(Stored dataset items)

- - - -

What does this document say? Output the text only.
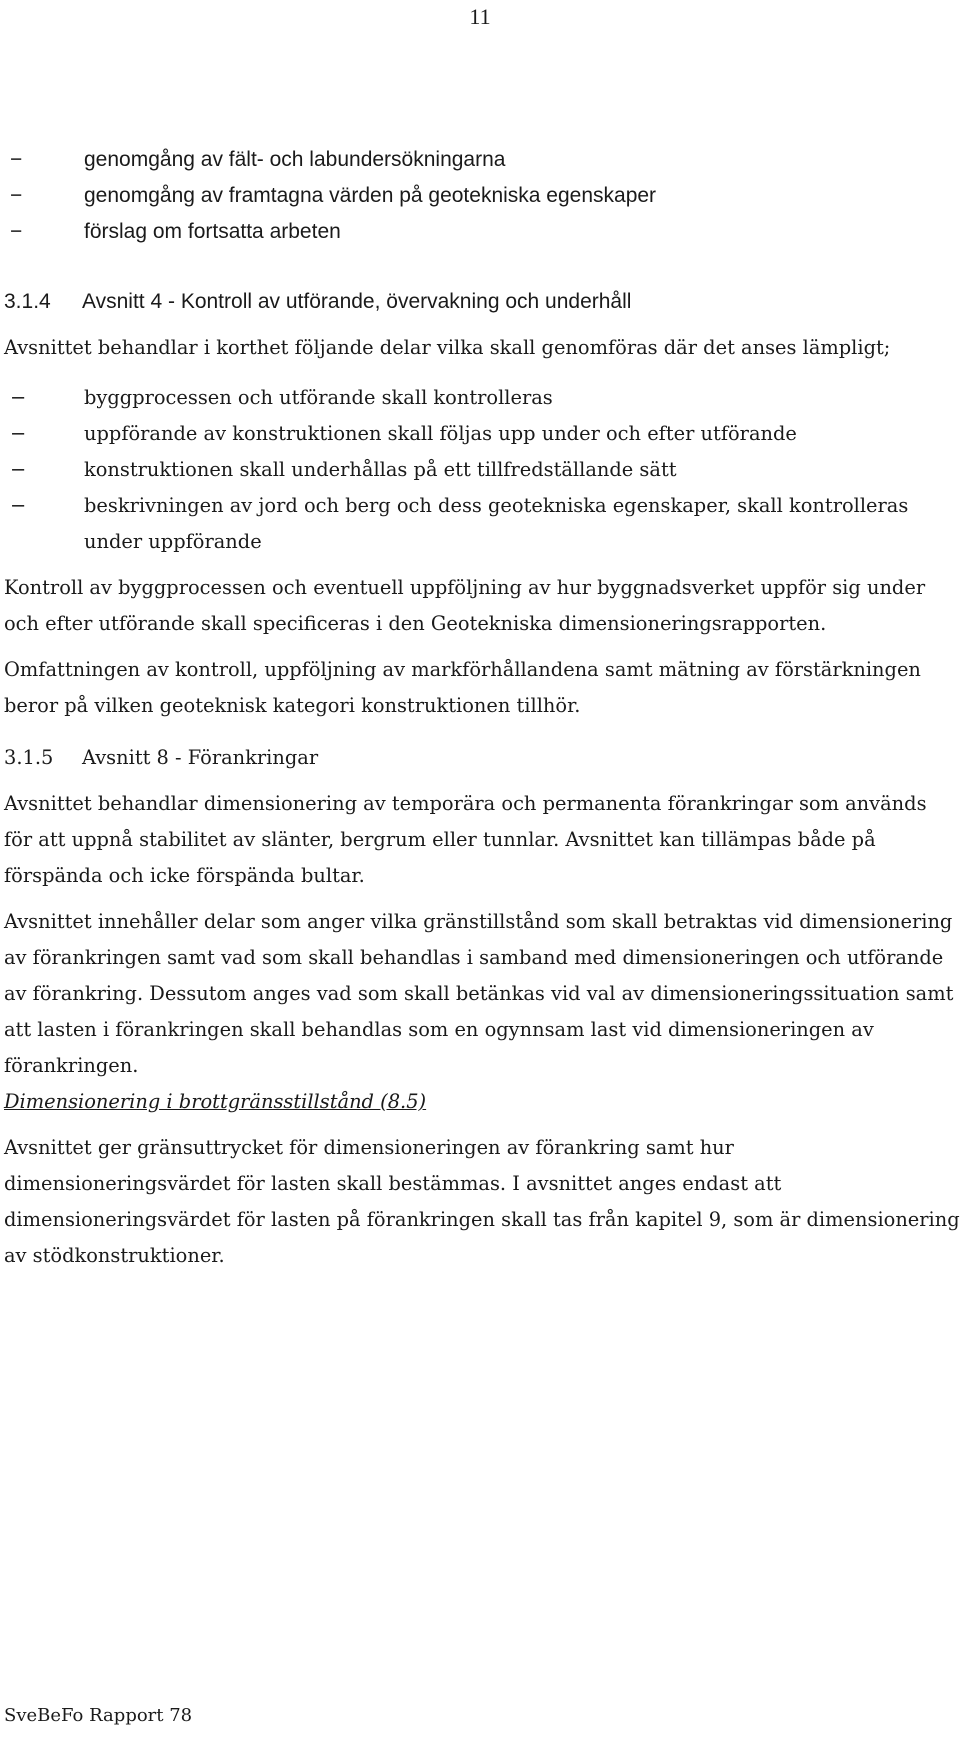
11
−	genomgång av fält- och labundersökningarna
−	genomgång av framtagna värden på geotekniska egenskaper
−	förslag om fortsatta arbeten
3.1.4 Avsnitt 4 - Kontroll av utförande, övervakning och underhåll

Avsnittet behandlar i korthet följande delar vilka skall genomföras där det anses lämpligt;

−	byggprocessen och utförande skall kontrolleras
−	uppförande av konstruktionen skall följas upp under och efter utförande
−	konstruktionen skall underhållas på ett tillfredställande sätt
−	beskrivningen av jord och berg och dess geotekniska egenskaper, skall kontrolleras under uppförande

Kontroll av byggprocessen och eventuell uppföljning av hur byggnadsverket uppför sig under och efter utförande skall specificeras i den Geotekniska dimensioneringsrapporten.

Omfattningen av kontroll, uppföljning av markförhållandena samt mätning av förstärkningen beror på vilken geoteknisk kategori konstruktionen tillhör.

3.1.5 Avsnitt 8 - Förankringar

Avsnittet behandlar dimensionering av temporära och permanenta förankringar som används för att uppnå stabilitet av slänter, bergrum eller tunnlar. Avsnittet kan tillämpas både på förspända och icke förspända bultar.

Avsnittet innehåller delar som anger vilka gränstillstånd som skall betraktas vid dimensionering av förankringen samt vad som skall behandlas i samband med dimensioneringen och utförande av förankring. Dessutom anges vad som skall betänkas vid val av dimensioneringssituation samt att lasten i förankringen skall behandlas som en ogynnsam last vid dimensioneringen av förankringen.

Dimensionering i brottgränsstillstånd (8.5)

Avsnittet ger gränsuttrycket för dimensioneringen av förankring samt hur dimensioneringsvärdet för lasten skall bestämmas. I avsnittet anges endast att dimensioneringsvärdet för lasten på förankringen skall tas från kapitel 9, som är dimensionering av stödkonstruktioner.

SveBeFo Rapport 78
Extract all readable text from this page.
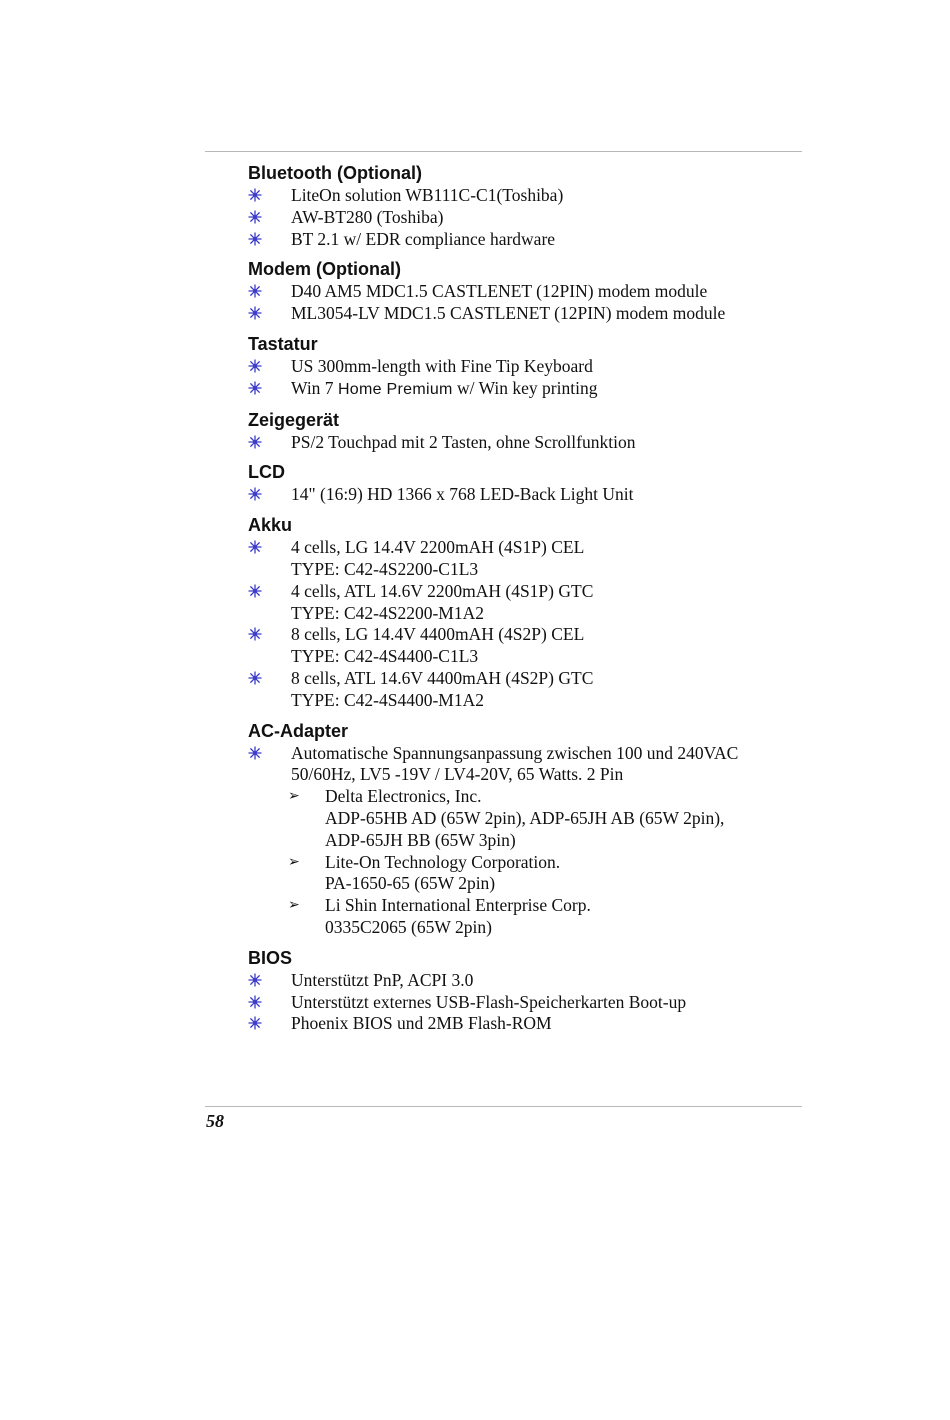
Bluetooth (Optional)
LiteOn solution WB111C-C1(Toshiba)
AW-BT280 (Toshiba)
BT 2.1 w/ EDR compliance hardware
Modem (Optional)
D40 AM5 MDC1.5 CASTLENET (12PIN) modem module
ML3054-LV MDC1.5 CASTLENET (12PIN) modem module
Tastatur
US 300mm-length with Fine Tip Keyboard
Win 7 Home Premium w/ Win key printing
Zeigegerät
PS/2 Touchpad mit 2 Tasten, ohne Scrollfunktion
LCD
14" (16:9) HD 1366 x 768 LED-Back Light Unit
Akku
4 cells, LG 14.4V 2200mAH (4S1P) CEL
TYPE: C42-4S2200-C1L3
4 cells, ATL 14.6V 2200mAH (4S1P) GTC
TYPE: C42-4S2200-M1A2
8 cells, LG 14.4V 4400mAH (4S2P) CEL
TYPE: C42-4S4400-C1L3
8 cells, ATL 14.6V 4400mAH (4S2P) GTC
TYPE: C42-4S4400-M1A2
AC-Adapter
Automatische Spannungsanpassung zwischen 100 und 240VAC
50/60Hz, LV5 -19V / LV4-20V, 65 Watts. 2 Pin
➢ Delta Electronics, Inc.
ADP-65HB AD (65W 2pin), ADP-65JH AB (65W 2pin),
ADP-65JH BB (65W 3pin)
➢ Lite-On Technology Corporation.
PA-1650-65 (65W 2pin)
➢ Li Shin International Enterprise Corp.
0335C2065 (65W 2pin)
BIOS
Unterstützt PnP, ACPI 3.0
Unterstützt externes USB-Flash-Speicherkarten Boot-up
Phoenix BIOS und 2MB Flash-ROM
58
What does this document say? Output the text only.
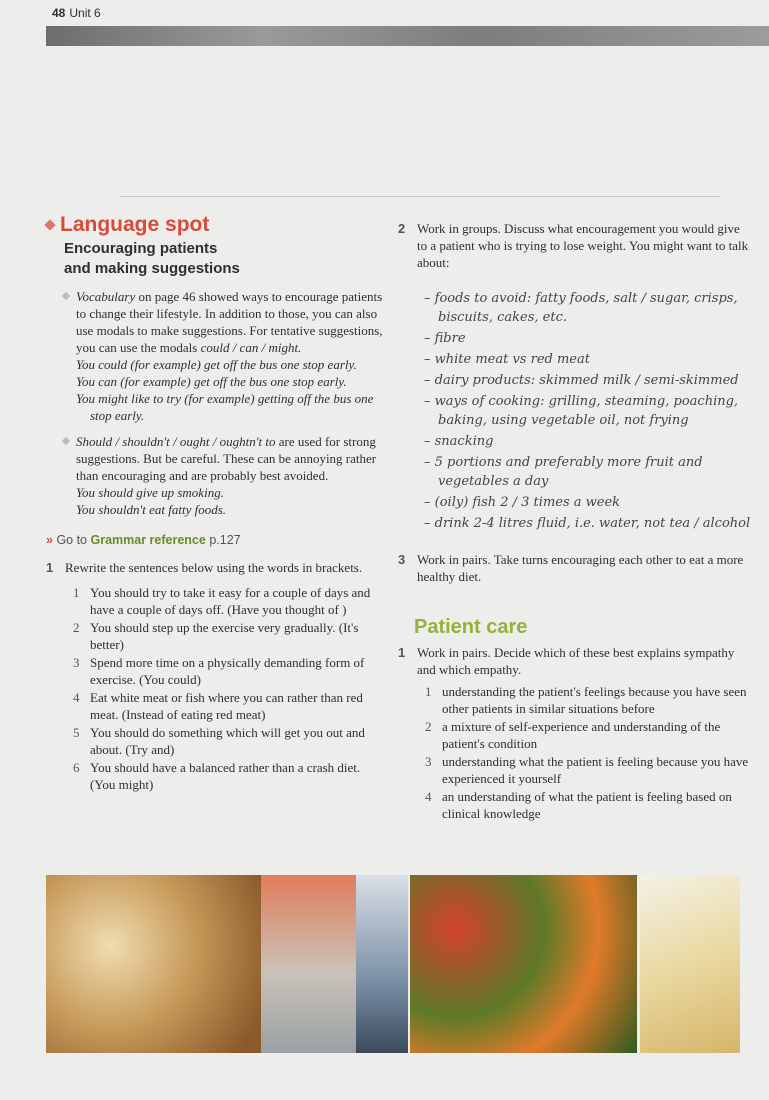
48 Unit 6
Language spot
Encouraging patients
and making suggestions
Vocabulary on page 46 showed ways to encourage patients to change their lifestyle. In addition to those, you can also use modals to make suggestions. For tentative suggestions, you can use the modals could / can / might.
You could (for example) get off the bus one stop early.
You can (for example) get off the bus one stop early.
You might like to try (for example) getting off the bus one stop early.
Should / shouldn't / ought / oughtn't to are used for strong suggestions. But be careful. These can be annoying rather than encouraging and are probably best avoided.
You should give up smoking.
You shouldn't eat fatty foods.
» Go to Grammar reference p.127
1 Rewrite the sentences below using the words in brackets.
1 You should try to take it easy for a couple of days and have a couple of days off. (Have you thought of )
2 You should step up the exercise very gradually. (It's better)
3 Spend more time on a physically demanding form of exercise. (You could)
4 Eat white meat or fish where you can rather than red meat. (Instead of eating red meat)
5 You should do something which will get you out and about. (Try and)
6 You should have a balanced rather than a crash diet. (You might)
2 Work in groups. Discuss what encouragement you would give to a patient who is trying to lose weight. You might want to talk about:
– foods to avoid: fatty foods, salt / sugar, crisps, biscuits, cakes, etc.
– fibre
– white meat vs red meat
– dairy products: skimmed milk / semi-skimmed
– ways of cooking: grilling, steaming, poaching, baking, using vegetable oil, not frying
– snacking
– 5 portions and preferably more fruit and vegetables a day
– (oily) fish 2 / 3 times a week
– drink 2-4 litres fluid, i.e. water, not tea / alcohol
3 Work in pairs. Take turns encouraging each other to eat a more healthy diet.
Patient care
1 Work in pairs. Decide which of these best explains sympathy and which empathy.
1 understanding the patient's feelings because you have seen other patients in similar situations before
2 a mixture of self-experience and understanding of the patient's condition
3 understanding what the patient is feeling because you have experienced it yourself
4 an understanding of what the patient is feeling based on clinical knowledge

- - - -

EXERCISE GOAL -> What is needed is every line of the data above, set down exactly but with the images left out.

EXERCISE SOLUTION ->
What does this document say? Output the text only.
11
−	genomgång av fält- och labundersökningarna
−	genomgång av framtagna värden på geotekniska egenskaper
−	förslag om fortsatta arbeten
3.1.4 Avsnitt 4 - Kontroll av utförande, övervakning och underhåll

Avsnittet behandlar i korthet följande delar vilka skall genomföras där det anses lämpligt;

−	byggprocessen och utförande skall kontrolleras
−	uppförande av konstruktionen skall följas upp under och efter utförande
−	konstruktionen skall underhållas på ett tillfredställande sätt
−	beskrivningen av jord och berg och dess geotekniska egenskaper, skall kontrolleras under uppförande

Kontroll av byggprocessen och eventuell uppföljning av hur byggnadsverket uppför sig under och efter utförande skall specificeras i den Geotekniska dimensioneringsrapporten.

Omfattningen av kontroll, uppföljning av markförhållandena samt mätning av förstärkningen beror på vilken geoteknisk kategori konstruktionen tillhör.

3.1.5 Avsnitt 8 - Förankringar

Avsnittet behandlar dimensionering av temporära och permanenta förankringar som används för att uppnå stabilitet av slänter, bergrum eller tunnlar. Avsnittet kan tillämpas både på förspända och icke förspända bultar.

Avsnittet innehåller delar som anger vilka gränstillstånd som skall betraktas vid dimensionering av förankringen samt vad som skall behandlas i samband med dimensioneringen och utförande av förankring. Dessutom anges vad som skall betänkas vid val av dimensioneringssituation samt att lasten i förankringen skall behandlas som en ogynnsam last vid dimensioneringen av förankringen.

Dimensionering i brottgränsstillstånd (8.5)

Avsnittet ger gränsuttrycket för dimensioneringen av förankring samt hur dimensioneringsvärdet för lasten skall bestämmas. I avsnittet anges endast att dimensioneringsvärdet för lasten på förankringen skall tas från kapitel 9, som är dimensionering av stödkonstruktioner.

SveBeFo Rapport 78
Extract all readable text from this page.
Bluetooth (Optional)
LiteOn solution WB111C-C1(Toshiba)
AW-BT280 (Toshiba)
BT 2.1 w/ EDR compliance hardware
Modem (Optional)
D40 AM5 MDC1.5 CASTLENET (12PIN) modem module
ML3054-LV MDC1.5 CASTLENET (12PIN) modem module
Tastatur
US 300mm-length with Fine Tip Keyboard
Win 7 Home Premium w/ Win key printing
Zeigegerät
PS/2 Touchpad mit 2 Tasten, ohne Scrollfunktion
LCD
14" (16:9) HD 1366 x 768 LED-Back Light Unit
Akku
4 cells, LG 14.4V 2200mAH (4S1P) CEL
TYPE: C42-4S2200-C1L3
4 cells, ATL 14.6V 2200mAH (4S1P) GTC
TYPE: C42-4S2200-M1A2
8 cells, LG 14.4V 4400mAH (4S2P) CEL
TYPE: C42-4S4400-C1L3
8 cells, ATL 14.6V 4400mAH (4S2P) GTC
TYPE: C42-4S4400-M1A2
AC-Adapter
Automatische Spannungsanpassung zwischen 100 und 240VAC
50/60Hz, LV5 -19V / LV4-20V, 65 Watts. 2 Pin
➢ Delta Electronics, Inc.
ADP-65HB AD (65W 2pin), ADP-65JH AB (65W 2pin),
ADP-65JH BB (65W 3pin)
➢ Lite-On Technology Corporation.
PA-1650-65 (65W 2pin)
➢ Li Shin International Enterprise Corp.
0335C2065 (65W 2pin)
BIOS
Unterstützt PnP, ACPI 3.0
Unterstützt externes USB-Flash-Speicherkarten Boot-up
Phoenix BIOS und 2MB Flash-ROM
58
What does this document say? Output the text only.
48 Unit 6
Language spot
Encouraging patients
and making suggestions
Vocabulary on page 46 showed ways to encourage patients to change their lifestyle. In addition to those, you can also use modals to make suggestions. For tentative suggestions, you can use the modals could / can / might.
You could (for example) get off the bus one stop early.
You can (for example) get off the bus one stop early.
You might like to try (for example) getting off the bus one stop early.
Should / shouldn't / ought / oughtn't to are used for strong suggestions. But be careful. These can be annoying rather than encouraging and are probably best avoided.
You should give up smoking.
You shouldn't eat fatty foods.
» Go to Grammar reference p.127
1 Rewrite the sentences below using the words in brackets.
1 You should try to take it easy for a couple of days and have a couple of days off. (Have you thought of )
2 You should step up the exercise very gradually. (It's better)
3 Spend more time on a physically demanding form of exercise. (You could)
4 Eat white meat or fish where you can rather than red meat. (Instead of eating red meat)
5 You should do something which will get you out and about. (Try and)
6 You should have a balanced rather than a crash diet. (You might)
2 Work in groups. Discuss what encouragement you would give to a patient who is trying to lose weight. You might want to talk about:
– foods to avoid: fatty foods, salt / sugar, crisps, biscuits, cakes, etc.
– fibre
– white meat vs red meat
– dairy products: skimmed milk / semi-skimmed
– ways of cooking: grilling, steaming, poaching, baking, using vegetable oil, not frying
– snacking
– 5 portions and preferably more fruit and vegetables a day
– (oily) fish 2 / 3 times a week
– drink 2-4 litres fluid, i.e. water, not tea / alcohol
3 Work in pairs. Take turns encouraging each other to eat a more healthy diet.
Patient care
1 Work in pairs. Decide which of these best explains sympathy and which empathy.
1 understanding the patient's feelings because you have seen other patients in similar situations before
2 a mixture of self-experience and understanding of the patient's condition
3 understanding what the patient is feeling because you have experienced it yourself
4 an understanding of what the patient is feeling based on clinical knowledge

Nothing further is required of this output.